Locate the lines where "failure" occurs and copy them as they stand.

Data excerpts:
•••

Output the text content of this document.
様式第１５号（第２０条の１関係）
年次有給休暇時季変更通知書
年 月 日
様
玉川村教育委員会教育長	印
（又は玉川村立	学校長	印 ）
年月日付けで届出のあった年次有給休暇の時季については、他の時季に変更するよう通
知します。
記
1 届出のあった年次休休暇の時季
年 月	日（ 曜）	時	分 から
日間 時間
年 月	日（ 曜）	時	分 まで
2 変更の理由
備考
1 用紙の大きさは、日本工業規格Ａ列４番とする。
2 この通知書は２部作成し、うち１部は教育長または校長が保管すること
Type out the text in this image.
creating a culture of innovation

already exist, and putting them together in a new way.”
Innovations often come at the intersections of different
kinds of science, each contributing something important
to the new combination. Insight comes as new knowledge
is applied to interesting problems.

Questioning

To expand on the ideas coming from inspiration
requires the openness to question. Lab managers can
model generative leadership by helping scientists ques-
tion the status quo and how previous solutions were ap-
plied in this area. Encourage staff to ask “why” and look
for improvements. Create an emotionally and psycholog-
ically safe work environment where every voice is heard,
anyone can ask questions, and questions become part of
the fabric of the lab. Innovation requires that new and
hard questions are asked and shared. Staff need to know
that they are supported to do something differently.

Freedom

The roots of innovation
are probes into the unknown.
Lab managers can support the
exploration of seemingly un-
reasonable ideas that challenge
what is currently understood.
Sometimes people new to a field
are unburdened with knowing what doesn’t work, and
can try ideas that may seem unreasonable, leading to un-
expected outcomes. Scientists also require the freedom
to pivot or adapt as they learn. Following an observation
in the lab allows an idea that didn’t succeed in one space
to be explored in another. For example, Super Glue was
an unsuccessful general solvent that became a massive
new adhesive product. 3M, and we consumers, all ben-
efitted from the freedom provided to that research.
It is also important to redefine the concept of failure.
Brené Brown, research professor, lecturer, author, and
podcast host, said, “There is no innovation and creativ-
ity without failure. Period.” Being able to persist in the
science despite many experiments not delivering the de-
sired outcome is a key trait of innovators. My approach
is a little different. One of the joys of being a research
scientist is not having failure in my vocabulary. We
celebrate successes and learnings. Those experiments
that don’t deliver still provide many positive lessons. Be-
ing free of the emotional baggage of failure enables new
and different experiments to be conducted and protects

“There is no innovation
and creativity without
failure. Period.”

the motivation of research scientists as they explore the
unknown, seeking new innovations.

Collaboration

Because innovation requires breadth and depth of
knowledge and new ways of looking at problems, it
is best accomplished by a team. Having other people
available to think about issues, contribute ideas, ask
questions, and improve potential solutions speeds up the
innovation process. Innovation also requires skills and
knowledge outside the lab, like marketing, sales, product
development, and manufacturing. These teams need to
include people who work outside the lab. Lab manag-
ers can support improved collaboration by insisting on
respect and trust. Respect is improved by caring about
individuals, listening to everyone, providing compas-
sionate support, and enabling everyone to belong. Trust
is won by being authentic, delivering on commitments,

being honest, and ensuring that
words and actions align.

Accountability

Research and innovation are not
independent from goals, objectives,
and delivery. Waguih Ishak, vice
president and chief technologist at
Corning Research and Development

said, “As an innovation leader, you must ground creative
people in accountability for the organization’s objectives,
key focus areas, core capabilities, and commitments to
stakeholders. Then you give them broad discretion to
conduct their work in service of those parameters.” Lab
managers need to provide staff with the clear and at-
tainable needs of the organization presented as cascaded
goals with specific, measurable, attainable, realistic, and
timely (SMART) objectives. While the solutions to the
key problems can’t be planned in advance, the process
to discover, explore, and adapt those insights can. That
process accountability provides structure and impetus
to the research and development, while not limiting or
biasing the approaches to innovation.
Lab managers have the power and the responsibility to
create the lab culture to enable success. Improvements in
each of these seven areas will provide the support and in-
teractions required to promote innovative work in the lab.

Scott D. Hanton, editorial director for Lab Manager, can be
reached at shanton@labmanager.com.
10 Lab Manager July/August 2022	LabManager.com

•••

(Task output):
It is also important to redefine the concept of failure.
ity without failure. Period.” Being able to persist in the
scientist is not having failure in my vocabulary. We
ing free of the emotional baggage of failure enables new
failure. Period.”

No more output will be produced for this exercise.